Begin Information given

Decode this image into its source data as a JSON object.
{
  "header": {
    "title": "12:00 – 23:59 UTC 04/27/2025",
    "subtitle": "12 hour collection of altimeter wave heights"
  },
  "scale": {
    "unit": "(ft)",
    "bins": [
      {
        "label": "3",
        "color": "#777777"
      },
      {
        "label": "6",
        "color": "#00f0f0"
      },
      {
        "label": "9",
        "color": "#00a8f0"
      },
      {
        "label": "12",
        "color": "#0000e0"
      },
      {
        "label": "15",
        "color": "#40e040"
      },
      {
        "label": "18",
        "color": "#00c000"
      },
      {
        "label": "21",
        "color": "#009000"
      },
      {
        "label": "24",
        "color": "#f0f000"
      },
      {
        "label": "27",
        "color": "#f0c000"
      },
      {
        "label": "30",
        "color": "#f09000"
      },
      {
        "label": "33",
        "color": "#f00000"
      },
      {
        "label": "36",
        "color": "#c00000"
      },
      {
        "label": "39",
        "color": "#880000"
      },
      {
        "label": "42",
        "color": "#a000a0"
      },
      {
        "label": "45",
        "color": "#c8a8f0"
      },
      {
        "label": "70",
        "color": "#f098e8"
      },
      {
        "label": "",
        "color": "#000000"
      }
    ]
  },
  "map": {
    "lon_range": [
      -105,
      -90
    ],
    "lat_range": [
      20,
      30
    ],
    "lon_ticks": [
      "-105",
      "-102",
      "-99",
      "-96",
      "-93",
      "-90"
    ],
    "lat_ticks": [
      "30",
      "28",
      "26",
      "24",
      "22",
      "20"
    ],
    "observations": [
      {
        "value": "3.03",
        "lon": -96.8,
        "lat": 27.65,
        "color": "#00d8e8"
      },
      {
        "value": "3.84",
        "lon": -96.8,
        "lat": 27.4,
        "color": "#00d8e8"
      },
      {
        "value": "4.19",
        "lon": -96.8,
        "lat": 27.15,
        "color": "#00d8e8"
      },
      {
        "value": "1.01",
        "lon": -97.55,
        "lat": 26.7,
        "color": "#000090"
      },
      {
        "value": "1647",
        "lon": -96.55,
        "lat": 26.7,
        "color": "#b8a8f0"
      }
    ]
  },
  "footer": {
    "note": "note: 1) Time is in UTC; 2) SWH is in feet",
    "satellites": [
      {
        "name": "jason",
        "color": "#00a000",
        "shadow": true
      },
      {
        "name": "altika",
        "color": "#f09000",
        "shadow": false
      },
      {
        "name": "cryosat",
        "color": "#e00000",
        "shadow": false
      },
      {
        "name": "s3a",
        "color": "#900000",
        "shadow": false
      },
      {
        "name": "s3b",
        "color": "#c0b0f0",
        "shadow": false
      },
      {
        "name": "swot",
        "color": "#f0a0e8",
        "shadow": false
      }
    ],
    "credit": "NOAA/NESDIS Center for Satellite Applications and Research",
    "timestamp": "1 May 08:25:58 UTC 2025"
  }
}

End Information given

> **Written exercise**: Each line must be given again exactly as written above.

> **Result for this task**:
Decode this image into its source data as a JSON object.
{
  "header": {
    "title": "12:00 – 23:59 UTC 04/27/2025",
    "subtitle": "12 hour collection of altimeter wave heights"
  },
  "scale": {
    "unit": "(ft)",
    "bins": [
      {
        "label": "3",
        "color": "#777777"
      },
      {
        "label": "6",
        "color": "#00f0f0"
      },
      {
        "label": "9",
        "color": "#00a8f0"
      },
      {
        "label": "12",
        "color": "#0000e0"
      },
      {
        "label": "15",
        "color": "#40e040"
      },
      {
        "label": "18",
        "color": "#00c000"
      },
      {
        "label": "21",
        "color": "#009000"
      },
      {
        "label": "24",
        "color": "#f0f000"
      },
      {
        "label": "27",
        "color": "#f0c000"
      },
      {
        "label": "30",
        "color": "#f09000"
      },
      {
        "label": "33",
        "color": "#f00000"
      },
      {
        "label": "36",
        "color": "#c00000"
      },
      {
        "label": "39",
        "color": "#880000"
      },
      {
        "label": "42",
        "color": "#a000a0"
      },
      {
        "label": "45",
        "color": "#c8a8f0"
      },
      {
        "label": "70",
        "color": "#f098e8"
      },
      {
        "label": "",
        "color": "#000000"
      }
    ]
  },
  "map": {
    "lon_range": [
      -105,
      -90
    ],
    "lat_range": [
      20,
      30
    ],
    "lon_ticks": [
      "-105",
      "-102",
      "-99",
      "-96",
      "-93",
      "-90"
    ],
    "lat_ticks": [
      "30",
      "28",
      "26",
      "24",
      "22",
      "20"
    ],
    "observations": [
      {
        "value": "3.03",
        "lon": -96.8,
        "lat": 27.65,
        "color": "#00d8e8"
      },
      {
        "value": "3.84",
        "lon": -96.8,
        "lat": 27.4,
        "color": "#00d8e8"
      },
      {
        "value": "4.19",
        "lon": -96.8,
        "lat": 27.15,
        "color": "#00d8e8"
      },
      {
        "value": "1.01",
        "lon": -97.55,
        "lat": 26.7,
        "color": "#000090"
      },
      {
        "value": "1647",
        "lon": -96.55,
        "lat": 26.7,
        "color": "#b8a8f0"
      }
    ]
  },
  "footer": {
    "note": "note: 1) Time is in UTC; 2) SWH is in feet",
    "satellites": [
      {
        "name": "jason",
        "color": "#00a000",
        "shadow": true
      },
      {
        "name": "altika",
        "color": "#f09000",
        "shadow": false
      },
      {
        "name": "cryosat",
        "color": "#e00000",
        "shadow": false
      },
      {
        "name": "s3a",
        "color": "#900000",
        "shadow": false
      },
      {
        "name": "s3b",
        "color": "#c0b0f0",
        "shadow": false
      },
      {
        "name": "swot",
        "color": "#f0a0e8",
        "shadow": false
      }
    ],
    "credit": "NOAA/NESDIS Center for Satellite Applications and Research",
    "timestamp": "1 May 08:25:58 UTC 2025"
  }
}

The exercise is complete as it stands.